#### EXERCISE TASK:
Give back the records below exactly, every one, with no pictures.

#### Dataset entries on figures:
+--

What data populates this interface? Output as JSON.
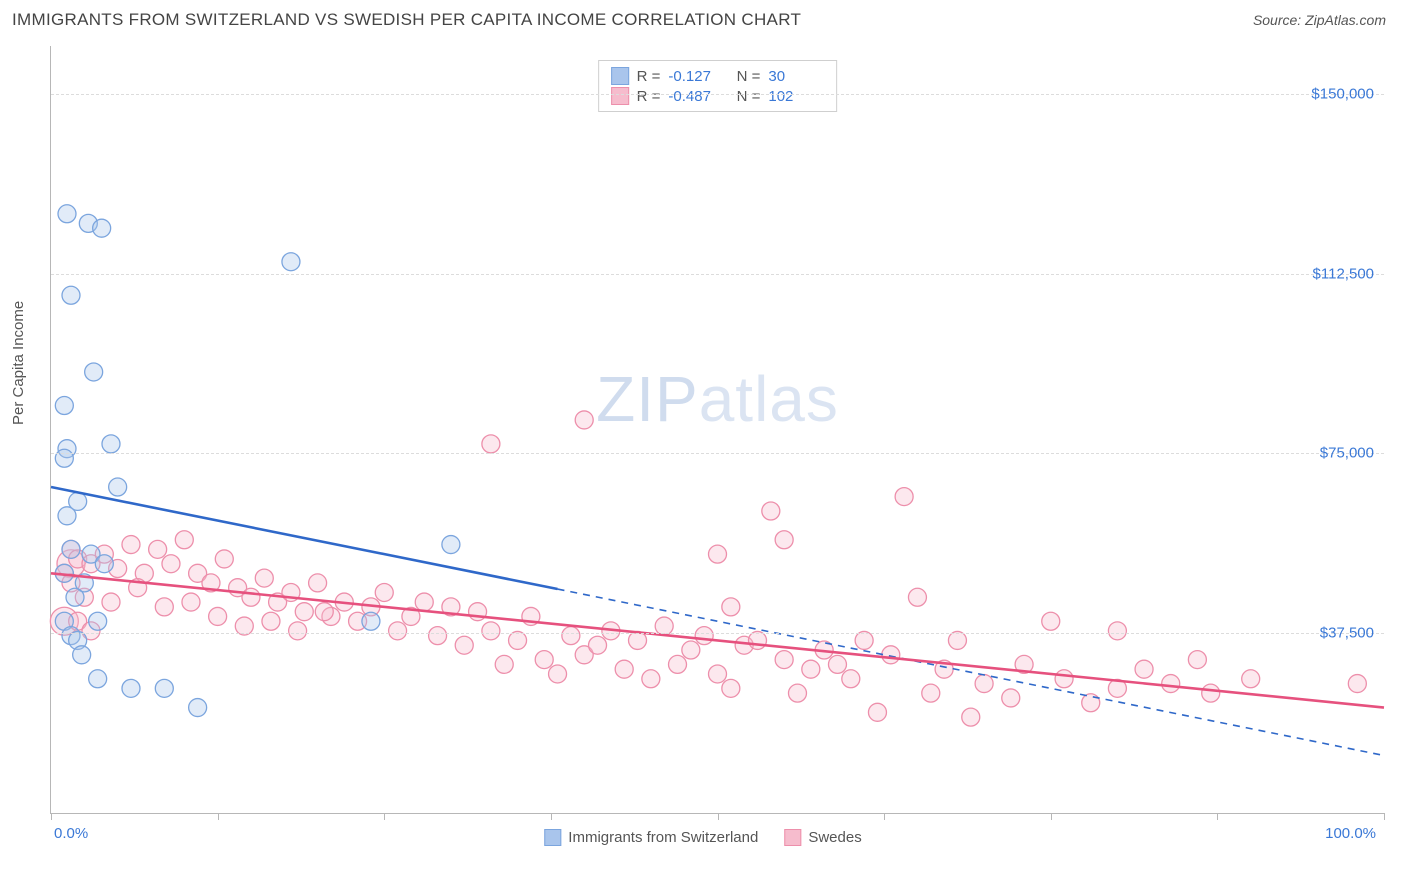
{
  "header": {
    "title": "IMMIGRANTS FROM SWITZERLAND VS SWEDISH PER CAPITA INCOME CORRELATION CHART",
    "source_label": "Source: ZipAtlas.com"
  },
  "chart": {
    "type": "scatter",
    "y_axis_label": "Per Capita Income",
    "xlim": [
      0,
      100
    ],
    "ylim": [
      0,
      160000
    ],
    "y_ticks": [
      37500,
      75000,
      112500,
      150000
    ],
    "y_tick_labels": [
      "$37,500",
      "$75,000",
      "$112,500",
      "$150,000"
    ],
    "x_tick_positions": [
      0,
      12.5,
      25,
      37.5,
      50,
      62.5,
      75,
      87.5,
      100
    ],
    "x_end_labels": [
      "0.0%",
      "100.0%"
    ],
    "background_color": "#ffffff",
    "grid_color": "#dcdcdc",
    "axis_color": "#b7b7b7",
    "tick_label_color": "#3a78d6",
    "text_color": "#555555",
    "marker_radius": 9,
    "marker_radius_large": 14,
    "watermark": "ZIPatlas",
    "series": [
      {
        "key": "swiss",
        "label": "Immigrants from Switzerland",
        "fill": "#a9c5ec",
        "stroke": "#7ba5de",
        "line_color": "#2f68c9",
        "R": "-0.127",
        "N": "30",
        "trend": {
          "y_at_x0": 68000,
          "y_at_x100": 12000,
          "solid_until_x": 38
        },
        "points": [
          [
            1.2,
            125000
          ],
          [
            2.8,
            123000
          ],
          [
            3.8,
            122000
          ],
          [
            1.5,
            108000
          ],
          [
            18,
            115000
          ],
          [
            1.0,
            85000
          ],
          [
            3.2,
            92000
          ],
          [
            1.2,
            76000
          ],
          [
            1.0,
            74000
          ],
          [
            4.5,
            77000
          ],
          [
            1.2,
            62000
          ],
          [
            2.0,
            65000
          ],
          [
            1.5,
            55000
          ],
          [
            3.0,
            54000
          ],
          [
            4.0,
            52000
          ],
          [
            1.0,
            50000
          ],
          [
            2.5,
            48000
          ],
          [
            1.8,
            45000
          ],
          [
            3.5,
            40000
          ],
          [
            1.0,
            40000
          ],
          [
            24,
            40000
          ],
          [
            30,
            56000
          ],
          [
            3.5,
            28000
          ],
          [
            6.0,
            26000
          ],
          [
            8.5,
            26000
          ],
          [
            11,
            22000
          ],
          [
            1.5,
            37000
          ],
          [
            2.0,
            36000
          ],
          [
            5.0,
            68000
          ],
          [
            2.3,
            33000
          ]
        ]
      },
      {
        "key": "swedes",
        "label": "Swedes",
        "fill": "#f6bccd",
        "stroke": "#ed8fab",
        "line_color": "#e6517e",
        "R": "-0.487",
        "N": "102",
        "trend": {
          "y_at_x0": 50000,
          "y_at_x100": 22000,
          "solid_until_x": 100
        },
        "points": [
          [
            1.5,
            55000
          ],
          [
            2.0,
            53000
          ],
          [
            3.0,
            52000
          ],
          [
            4.0,
            54000
          ],
          [
            5.0,
            51000
          ],
          [
            6.0,
            56000
          ],
          [
            7.0,
            50000
          ],
          [
            8.0,
            55000
          ],
          [
            9.0,
            52000
          ],
          [
            10,
            57000
          ],
          [
            11,
            50000
          ],
          [
            12,
            48000
          ],
          [
            13,
            53000
          ],
          [
            14,
            47000
          ],
          [
            15,
            45000
          ],
          [
            16,
            49000
          ],
          [
            17,
            44000
          ],
          [
            18,
            46000
          ],
          [
            19,
            42000
          ],
          [
            20,
            48000
          ],
          [
            21,
            41000
          ],
          [
            22,
            44000
          ],
          [
            23,
            40000
          ],
          [
            24,
            43000
          ],
          [
            25,
            46000
          ],
          [
            26,
            38000
          ],
          [
            27,
            41000
          ],
          [
            28,
            44000
          ],
          [
            29,
            37000
          ],
          [
            30,
            43000
          ],
          [
            31,
            35000
          ],
          [
            32,
            42000
          ],
          [
            33,
            38000
          ],
          [
            34,
            31000
          ],
          [
            35,
            36000
          ],
          [
            36,
            41000
          ],
          [
            37,
            32000
          ],
          [
            38,
            29000
          ],
          [
            39,
            37000
          ],
          [
            40,
            33000
          ],
          [
            40,
            82000
          ],
          [
            41,
            35000
          ],
          [
            42,
            38000
          ],
          [
            43,
            30000
          ],
          [
            44,
            36000
          ],
          [
            45,
            28000
          ],
          [
            46,
            39000
          ],
          [
            47,
            31000
          ],
          [
            48,
            34000
          ],
          [
            49,
            37000
          ],
          [
            50,
            29000
          ],
          [
            50,
            54000
          ],
          [
            51,
            43000
          ],
          [
            51,
            26000
          ],
          [
            52,
            35000
          ],
          [
            53,
            36000
          ],
          [
            54,
            63000
          ],
          [
            55,
            57000
          ],
          [
            55,
            32000
          ],
          [
            56,
            25000
          ],
          [
            57,
            30000
          ],
          [
            58,
            34000
          ],
          [
            59,
            31000
          ],
          [
            60,
            28000
          ],
          [
            61,
            36000
          ],
          [
            62,
            21000
          ],
          [
            64,
            66000
          ],
          [
            63,
            33000
          ],
          [
            65,
            45000
          ],
          [
            66,
            25000
          ],
          [
            67,
            30000
          ],
          [
            68,
            36000
          ],
          [
            69,
            20000
          ],
          [
            70,
            27000
          ],
          [
            72,
            24000
          ],
          [
            73,
            31000
          ],
          [
            75,
            40000
          ],
          [
            76,
            28000
          ],
          [
            78,
            23000
          ],
          [
            80,
            38000
          ],
          [
            80,
            26000
          ],
          [
            82,
            30000
          ],
          [
            84,
            27000
          ],
          [
            86,
            32000
          ],
          [
            87,
            25000
          ],
          [
            90,
            28000
          ],
          [
            98,
            27000
          ],
          [
            33,
            77000
          ],
          [
            2.0,
            40000
          ],
          [
            3.0,
            38000
          ],
          [
            1.0,
            50000
          ],
          [
            1.5,
            48000
          ],
          [
            2.5,
            45000
          ],
          [
            4.5,
            44000
          ],
          [
            6.5,
            47000
          ],
          [
            8.5,
            43000
          ],
          [
            10.5,
            44000
          ],
          [
            12.5,
            41000
          ],
          [
            14.5,
            39000
          ],
          [
            16.5,
            40000
          ],
          [
            18.5,
            38000
          ],
          [
            20.5,
            42000
          ]
        ],
        "large_points": [
          [
            1.5,
            52000
          ],
          [
            1.0,
            40000
          ]
        ]
      }
    ]
  },
  "legend_bottom": {
    "items": [
      "Immigrants from Switzerland",
      "Swedes"
    ]
  }
}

+--

#### FINISHED EXERCISE:
What data populates this interface? Output as JSON.
{
  "header": {
    "title": "IMMIGRANTS FROM SWITZERLAND VS SWEDISH PER CAPITA INCOME CORRELATION CHART",
    "source_label": "Source: ZipAtlas.com"
  },
  "chart": {
    "type": "scatter",
    "y_axis_label": "Per Capita Income",
    "xlim": [
      0,
      100
    ],
    "ylim": [
      0,
      160000
    ],
    "y_ticks": [
      37500,
      75000,
      112500,
      150000
    ],
    "y_tick_labels": [
      "$37,500",
      "$75,000",
      "$112,500",
      "$150,000"
    ],
    "x_tick_positions": [
      0,
      12.5,
      25,
      37.5,
      50,
      62.5,
      75,
      87.5,
      100
    ],
    "x_end_labels": [
      "0.0%",
      "100.0%"
    ],
    "background_color": "#ffffff",
    "grid_color": "#dcdcdc",
    "axis_color": "#b7b7b7",
    "tick_label_color": "#3a78d6",
    "text_color": "#555555",
    "marker_radius": 9,
    "marker_radius_large": 14,
    "watermark": "ZIPatlas",
    "series": [
      {
        "key": "swiss",
        "label": "Immigrants from Switzerland",
        "fill": "#a9c5ec",
        "stroke": "#7ba5de",
        "line_color": "#2f68c9",
        "R": "-0.127",
        "N": "30",
        "trend": {
          "y_at_x0": 68000,
          "y_at_x100": 12000,
          "solid_until_x": 38
        },
        "points": [
          [
            1.2,
            125000
          ],
          [
            2.8,
            123000
          ],
          [
            3.8,
            122000
          ],
          [
            1.5,
            108000
          ],
          [
            18,
            115000
          ],
          [
            1.0,
            85000
          ],
          [
            3.2,
            92000
          ],
          [
            1.2,
            76000
          ],
          [
            1.0,
            74000
          ],
          [
            4.5,
            77000
          ],
          [
            1.2,
            62000
          ],
          [
            2.0,
            65000
          ],
          [
            1.5,
            55000
          ],
          [
            3.0,
            54000
          ],
          [
            4.0,
            52000
          ],
          [
            1.0,
            50000
          ],
          [
            2.5,
            48000
          ],
          [
            1.8,
            45000
          ],
          [
            3.5,
            40000
          ],
          [
            1.0,
            40000
          ],
          [
            24,
            40000
          ],
          [
            30,
            56000
          ],
          [
            3.5,
            28000
          ],
          [
            6.0,
            26000
          ],
          [
            8.5,
            26000
          ],
          [
            11,
            22000
          ],
          [
            1.5,
            37000
          ],
          [
            2.0,
            36000
          ],
          [
            5.0,
            68000
          ],
          [
            2.3,
            33000
          ]
        ]
      },
      {
        "key": "swedes",
        "label": "Swedes",
        "fill": "#f6bccd",
        "stroke": "#ed8fab",
        "line_color": "#e6517e",
        "R": "-0.487",
        "N": "102",
        "trend": {
          "y_at_x0": 50000,
          "y_at_x100": 22000,
          "solid_until_x": 100
        },
        "points": [
          [
            1.5,
            55000
          ],
          [
            2.0,
            53000
          ],
          [
            3.0,
            52000
          ],
          [
            4.0,
            54000
          ],
          [
            5.0,
            51000
          ],
          [
            6.0,
            56000
          ],
          [
            7.0,
            50000
          ],
          [
            8.0,
            55000
          ],
          [
            9.0,
            52000
          ],
          [
            10,
            57000
          ],
          [
            11,
            50000
          ],
          [
            12,
            48000
          ],
          [
            13,
            53000
          ],
          [
            14,
            47000
          ],
          [
            15,
            45000
          ],
          [
            16,
            49000
          ],
          [
            17,
            44000
          ],
          [
            18,
            46000
          ],
          [
            19,
            42000
          ],
          [
            20,
            48000
          ],
          [
            21,
            41000
          ],
          [
            22,
            44000
          ],
          [
            23,
            40000
          ],
          [
            24,
            43000
          ],
          [
            25,
            46000
          ],
          [
            26,
            38000
          ],
          [
            27,
            41000
          ],
          [
            28,
            44000
          ],
          [
            29,
            37000
          ],
          [
            30,
            43000
          ],
          [
            31,
            35000
          ],
          [
            32,
            42000
          ],
          [
            33,
            38000
          ],
          [
            34,
            31000
          ],
          [
            35,
            36000
          ],
          [
            36,
            41000
          ],
          [
            37,
            32000
          ],
          [
            38,
            29000
          ],
          [
            39,
            37000
          ],
          [
            40,
            33000
          ],
          [
            40,
            82000
          ],
          [
            41,
            35000
          ],
          [
            42,
            38000
          ],
          [
            43,
            30000
          ],
          [
            44,
            36000
          ],
          [
            45,
            28000
          ],
          [
            46,
            39000
          ],
          [
            47,
            31000
          ],
          [
            48,
            34000
          ],
          [
            49,
            37000
          ],
          [
            50,
            29000
          ],
          [
            50,
            54000
          ],
          [
            51,
            43000
          ],
          [
            51,
            26000
          ],
          [
            52,
            35000
          ],
          [
            53,
            36000
          ],
          [
            54,
            63000
          ],
          [
            55,
            57000
          ],
          [
            55,
            32000
          ],
          [
            56,
            25000
          ],
          [
            57,
            30000
          ],
          [
            58,
            34000
          ],
          [
            59,
            31000
          ],
          [
            60,
            28000
          ],
          [
            61,
            36000
          ],
          [
            62,
            21000
          ],
          [
            64,
            66000
          ],
          [
            63,
            33000
          ],
          [
            65,
            45000
          ],
          [
            66,
            25000
          ],
          [
            67,
            30000
          ],
          [
            68,
            36000
          ],
          [
            69,
            20000
          ],
          [
            70,
            27000
          ],
          [
            72,
            24000
          ],
          [
            73,
            31000
          ],
          [
            75,
            40000
          ],
          [
            76,
            28000
          ],
          [
            78,
            23000
          ],
          [
            80,
            38000
          ],
          [
            80,
            26000
          ],
          [
            82,
            30000
          ],
          [
            84,
            27000
          ],
          [
            86,
            32000
          ],
          [
            87,
            25000
          ],
          [
            90,
            28000
          ],
          [
            98,
            27000
          ],
          [
            33,
            77000
          ],
          [
            2.0,
            40000
          ],
          [
            3.0,
            38000
          ],
          [
            1.0,
            50000
          ],
          [
            1.5,
            48000
          ],
          [
            2.5,
            45000
          ],
          [
            4.5,
            44000
          ],
          [
            6.5,
            47000
          ],
          [
            8.5,
            43000
          ],
          [
            10.5,
            44000
          ],
          [
            12.5,
            41000
          ],
          [
            14.5,
            39000
          ],
          [
            16.5,
            40000
          ],
          [
            18.5,
            38000
          ],
          [
            20.5,
            42000
          ]
        ],
        "large_points": [
          [
            1.5,
            52000
          ],
          [
            1.0,
            40000
          ]
        ]
      }
    ]
  },
  "legend_bottom": {
    "items": [
      "Immigrants from Switzerland",
      "Swedes"
    ]
  }
}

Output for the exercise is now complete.